[Entries from a dataset]
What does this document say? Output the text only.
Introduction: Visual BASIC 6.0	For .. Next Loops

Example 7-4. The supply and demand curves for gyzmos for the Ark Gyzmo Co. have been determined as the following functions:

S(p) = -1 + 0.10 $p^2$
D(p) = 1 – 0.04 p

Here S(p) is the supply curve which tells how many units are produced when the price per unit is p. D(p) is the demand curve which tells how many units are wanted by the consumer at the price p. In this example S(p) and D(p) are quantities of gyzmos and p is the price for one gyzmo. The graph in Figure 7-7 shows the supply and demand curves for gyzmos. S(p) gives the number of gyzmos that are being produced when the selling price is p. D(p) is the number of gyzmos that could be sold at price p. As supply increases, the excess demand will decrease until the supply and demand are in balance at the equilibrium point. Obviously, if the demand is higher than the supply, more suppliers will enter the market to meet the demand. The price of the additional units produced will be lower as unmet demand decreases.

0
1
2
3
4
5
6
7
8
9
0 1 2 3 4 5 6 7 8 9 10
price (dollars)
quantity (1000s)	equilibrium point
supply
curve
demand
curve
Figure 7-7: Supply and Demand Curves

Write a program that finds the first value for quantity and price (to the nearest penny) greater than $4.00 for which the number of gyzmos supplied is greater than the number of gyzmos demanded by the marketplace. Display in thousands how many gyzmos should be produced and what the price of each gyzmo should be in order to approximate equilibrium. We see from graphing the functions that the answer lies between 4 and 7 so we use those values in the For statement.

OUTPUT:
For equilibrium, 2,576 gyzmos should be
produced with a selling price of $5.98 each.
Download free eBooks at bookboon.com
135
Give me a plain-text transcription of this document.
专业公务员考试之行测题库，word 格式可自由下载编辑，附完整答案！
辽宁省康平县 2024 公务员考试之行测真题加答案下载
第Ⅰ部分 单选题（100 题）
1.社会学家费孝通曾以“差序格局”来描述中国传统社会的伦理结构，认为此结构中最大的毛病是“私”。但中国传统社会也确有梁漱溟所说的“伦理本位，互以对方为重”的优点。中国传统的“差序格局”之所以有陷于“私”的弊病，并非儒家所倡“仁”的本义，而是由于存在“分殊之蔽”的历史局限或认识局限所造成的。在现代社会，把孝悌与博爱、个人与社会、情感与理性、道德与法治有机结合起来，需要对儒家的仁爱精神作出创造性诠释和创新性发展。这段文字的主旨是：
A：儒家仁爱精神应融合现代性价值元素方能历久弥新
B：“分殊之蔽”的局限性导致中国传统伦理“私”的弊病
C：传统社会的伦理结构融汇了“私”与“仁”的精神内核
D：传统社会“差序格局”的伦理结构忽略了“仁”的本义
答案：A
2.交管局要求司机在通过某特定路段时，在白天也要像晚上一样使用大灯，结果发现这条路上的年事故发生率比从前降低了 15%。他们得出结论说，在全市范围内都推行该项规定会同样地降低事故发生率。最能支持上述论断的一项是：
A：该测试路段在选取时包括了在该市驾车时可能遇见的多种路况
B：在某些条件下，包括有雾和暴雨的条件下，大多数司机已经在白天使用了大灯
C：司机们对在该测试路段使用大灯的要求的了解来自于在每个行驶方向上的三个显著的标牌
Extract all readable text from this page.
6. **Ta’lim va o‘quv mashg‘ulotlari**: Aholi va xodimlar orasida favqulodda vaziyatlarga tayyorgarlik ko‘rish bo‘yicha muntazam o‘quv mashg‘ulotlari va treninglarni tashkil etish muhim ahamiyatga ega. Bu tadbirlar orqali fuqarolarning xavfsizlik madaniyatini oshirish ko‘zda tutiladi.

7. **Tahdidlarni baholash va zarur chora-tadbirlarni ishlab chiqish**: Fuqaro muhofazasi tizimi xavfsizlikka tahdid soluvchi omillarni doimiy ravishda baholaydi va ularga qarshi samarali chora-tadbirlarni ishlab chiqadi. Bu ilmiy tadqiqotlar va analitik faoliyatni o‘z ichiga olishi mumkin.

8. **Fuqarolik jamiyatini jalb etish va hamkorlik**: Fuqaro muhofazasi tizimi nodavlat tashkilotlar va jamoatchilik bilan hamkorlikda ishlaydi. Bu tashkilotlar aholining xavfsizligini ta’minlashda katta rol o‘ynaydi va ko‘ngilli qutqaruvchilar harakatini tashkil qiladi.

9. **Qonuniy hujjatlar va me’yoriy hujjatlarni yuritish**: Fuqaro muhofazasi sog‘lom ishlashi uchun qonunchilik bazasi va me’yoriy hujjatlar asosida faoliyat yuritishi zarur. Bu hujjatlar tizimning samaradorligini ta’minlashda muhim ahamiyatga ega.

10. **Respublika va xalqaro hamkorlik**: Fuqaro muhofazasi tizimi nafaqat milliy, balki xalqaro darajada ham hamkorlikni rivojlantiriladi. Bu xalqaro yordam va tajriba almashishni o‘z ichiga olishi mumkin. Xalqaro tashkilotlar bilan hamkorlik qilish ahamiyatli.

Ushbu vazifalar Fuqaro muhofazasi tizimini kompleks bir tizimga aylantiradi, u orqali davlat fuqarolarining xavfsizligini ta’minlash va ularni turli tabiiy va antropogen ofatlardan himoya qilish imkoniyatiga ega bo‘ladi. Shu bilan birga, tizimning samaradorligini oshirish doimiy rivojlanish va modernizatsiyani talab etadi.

◆ Direction: Every line of the material must be returned exactly as it appears.

◆ Written solution:
What does this document say? Output the text only.
Introduction: Visual BASIC 6.0	For .. Next Loops

Example 7-4. The supply and demand curves for gyzmos for the Ark Gyzmo Co. have been determined as the following functions:

S(p) = -1 + 0.10 $p^2$
D(p) = 1 – 0.04 p

Here S(p) is the supply curve which tells how many units are produced when the price per unit is p. D(p) is the demand curve which tells how many units are wanted by the consumer at the price p. In this example S(p) and D(p) are quantities of gyzmos and p is the price for one gyzmo. The graph in Figure 7-7 shows the supply and demand curves for gyzmos. S(p) gives the number of gyzmos that are being produced when the selling price is p. D(p) is the number of gyzmos that could be sold at price p. As supply increases, the excess demand will decrease until the supply and demand are in balance at the equilibrium point. Obviously, if the demand is higher than the supply, more suppliers will enter the market to meet the demand. The price of the additional units produced will be lower as unmet demand decreases.

0
1
2
3
4
5
6
7
8
9
0 1 2 3 4 5 6 7 8 9 10
price (dollars)
quantity (1000s)	equilibrium point
supply
curve
demand
curve
Figure 7-7: Supply and Demand Curves

Write a program that finds the first value for quantity and price (to the nearest penny) greater than $4.00 for which the number of gyzmos supplied is greater than the number of gyzmos demanded by the marketplace. Display in thousands how many gyzmos should be produced and what the price of each gyzmo should be in order to approximate equilibrium. We see from graphing the functions that the answer lies between 4 and 7 so we use those values in the For statement.

OUTPUT:
For equilibrium, 2,576 gyzmos should be
produced with a selling price of $5.98 each.
Download free eBooks at bookboon.com
135
Give me a plain-text transcription of this document.
专业公务员考试之行测题库，word 格式可自由下载编辑，附完整答案！
辽宁省康平县 2024 公务员考试之行测真题加答案下载
第Ⅰ部分 单选题（100 题）
1.社会学家费孝通曾以“差序格局”来描述中国传统社会的伦理结构，认为此结构中最大的毛病是“私”。但中国传统社会也确有梁漱溟所说的“伦理本位，互以对方为重”的优点。中国传统的“差序格局”之所以有陷于“私”的弊病，并非儒家所倡“仁”的本义，而是由于存在“分殊之蔽”的历史局限或认识局限所造成的。在现代社会，把孝悌与博爱、个人与社会、情感与理性、道德与法治有机结合起来，需要对儒家的仁爱精神作出创造性诠释和创新性发展。这段文字的主旨是：
A：儒家仁爱精神应融合现代性价值元素方能历久弥新
B：“分殊之蔽”的局限性导致中国传统伦理“私”的弊病
C：传统社会的伦理结构融汇了“私”与“仁”的精神内核
D：传统社会“差序格局”的伦理结构忽略了“仁”的本义
答案：A
2.交管局要求司机在通过某特定路段时，在白天也要像晚上一样使用大灯，结果发现这条路上的年事故发生率比从前降低了 15%。他们得出结论说，在全市范围内都推行该项规定会同样地降低事故发生率。最能支持上述论断的一项是：
A：该测试路段在选取时包括了在该市驾车时可能遇见的多种路况
B：在某些条件下，包括有雾和暴雨的条件下，大多数司机已经在白天使用了大灯
C：司机们对在该测试路段使用大灯的要求的了解来自于在每个行驶方向上的三个显著的标牌
Extract all readable text from this page.
6. **Ta’lim va o‘quv mashg‘ulotlari**: Aholi va xodimlar orasida favqulodda vaziyatlarga tayyorgarlik ko‘rish bo‘yicha muntazam o‘quv mashg‘ulotlari va treninglarni tashkil etish muhim ahamiyatga ega. Bu tadbirlar orqali fuqarolarning xavfsizlik madaniyatini oshirish ko‘zda tutiladi.

7. **Tahdidlarni baholash va zarur chora-tadbirlarni ishlab chiqish**: Fuqaro muhofazasi tizimi xavfsizlikka tahdid soluvchi omillarni doimiy ravishda baholaydi va ularga qarshi samarali chora-tadbirlarni ishlab chiqadi. Bu ilmiy tadqiqotlar va analitik faoliyatni o‘z ichiga olishi mumkin.

8. **Fuqarolik jamiyatini jalb etish va hamkorlik**: Fuqaro muhofazasi tizimi nodavlat tashkilotlar va jamoatchilik bilan hamkorlikda ishlaydi. Bu tashkilotlar aholining xavfsizligini ta’minlashda katta rol o‘ynaydi va ko‘ngilli qutqaruvchilar harakatini tashkil qiladi.

9. **Qonuniy hujjatlar va me’yoriy hujjatlarni yuritish**: Fuqaro muhofazasi sog‘lom ishlashi uchun qonunchilik bazasi va me’yoriy hujjatlar asosida faoliyat yuritishi zarur. Bu hujjatlar tizimning samaradorligini ta’minlashda muhim ahamiyatga ega.

10. **Respublika va xalqaro hamkorlik**: Fuqaro muhofazasi tizimi nafaqat milliy, balki xalqaro darajada ham hamkorlikni rivojlantiriladi. Bu xalqaro yordam va tajriba almashishni o‘z ichiga olishi mumkin. Xalqaro tashkilotlar bilan hamkorlik qilish ahamiyatli.

Ushbu vazifalar Fuqaro muhofazasi tizimini kompleks bir tizimga aylantiradi, u orqali davlat fuqarolarining xavfsizligini ta’minlash va ularni turli tabiiy va antropogen ofatlardan himoya qilish imkoniyatiga ega bo‘ladi. Shu bilan birga, tizimning samaradorligini oshirish doimiy rivojlanish va modernizatsiyani talab etadi.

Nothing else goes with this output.